Entries taken from a collection:

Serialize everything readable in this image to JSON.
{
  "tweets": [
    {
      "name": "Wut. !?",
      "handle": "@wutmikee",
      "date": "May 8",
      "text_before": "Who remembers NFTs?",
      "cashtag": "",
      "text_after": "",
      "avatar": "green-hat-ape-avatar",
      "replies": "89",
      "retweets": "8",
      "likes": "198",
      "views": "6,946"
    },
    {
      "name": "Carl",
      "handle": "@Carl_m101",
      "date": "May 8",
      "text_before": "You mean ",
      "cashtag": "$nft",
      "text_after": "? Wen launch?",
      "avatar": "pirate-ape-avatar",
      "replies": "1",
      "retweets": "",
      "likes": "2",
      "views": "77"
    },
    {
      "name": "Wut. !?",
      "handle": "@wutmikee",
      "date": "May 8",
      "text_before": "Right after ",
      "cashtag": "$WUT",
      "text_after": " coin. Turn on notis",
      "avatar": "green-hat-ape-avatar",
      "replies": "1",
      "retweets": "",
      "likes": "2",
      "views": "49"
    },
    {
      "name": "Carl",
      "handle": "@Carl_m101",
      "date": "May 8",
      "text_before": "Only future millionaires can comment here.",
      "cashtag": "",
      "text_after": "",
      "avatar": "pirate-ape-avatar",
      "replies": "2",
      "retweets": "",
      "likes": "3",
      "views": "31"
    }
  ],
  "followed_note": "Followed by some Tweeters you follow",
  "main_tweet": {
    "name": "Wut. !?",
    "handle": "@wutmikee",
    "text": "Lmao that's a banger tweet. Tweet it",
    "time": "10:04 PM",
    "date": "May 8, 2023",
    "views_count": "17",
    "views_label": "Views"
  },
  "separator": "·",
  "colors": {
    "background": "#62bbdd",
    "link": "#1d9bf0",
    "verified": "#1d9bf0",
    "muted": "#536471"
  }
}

● **Task details**
Give all of the entries again, word for word.

● **Solution**
Serialize everything readable in this image to JSON.
{
  "tweets": [
    {
      "name": "Wut. !?",
      "handle": "@wutmikee",
      "date": "May 8",
      "text_before": "Who remembers NFTs?",
      "cashtag": "",
      "text_after": "",
      "avatar": "green-hat-ape-avatar",
      "replies": "89",
      "retweets": "8",
      "likes": "198",
      "views": "6,946"
    },
    {
      "name": "Carl",
      "handle": "@Carl_m101",
      "date": "May 8",
      "text_before": "You mean ",
      "cashtag": "$nft",
      "text_after": "? Wen launch?",
      "avatar": "pirate-ape-avatar",
      "replies": "1",
      "retweets": "",
      "likes": "2",
      "views": "77"
    },
    {
      "name": "Wut. !?",
      "handle": "@wutmikee",
      "date": "May 8",
      "text_before": "Right after ",
      "cashtag": "$WUT",
      "text_after": " coin. Turn on notis",
      "avatar": "green-hat-ape-avatar",
      "replies": "1",
      "retweets": "",
      "likes": "2",
      "views": "49"
    },
    {
      "name": "Carl",
      "handle": "@Carl_m101",
      "date": "May 8",
      "text_before": "Only future millionaires can comment here.",
      "cashtag": "",
      "text_after": "",
      "avatar": "pirate-ape-avatar",
      "replies": "2",
      "retweets": "",
      "likes": "3",
      "views": "31"
    }
  ],
  "followed_note": "Followed by some Tweeters you follow",
  "main_tweet": {
    "name": "Wut. !?",
    "handle": "@wutmikee",
    "text": "Lmao that's a banger tweet. Tweet it",
    "time": "10:04 PM",
    "date": "May 8, 2023",
    "views_count": "17",
    "views_label": "Views"
  },
  "separator": "·",
  "colors": {
    "background": "#62bbdd",
    "link": "#1d9bf0",
    "verified": "#1d9bf0",
    "muted": "#536471"
  }
}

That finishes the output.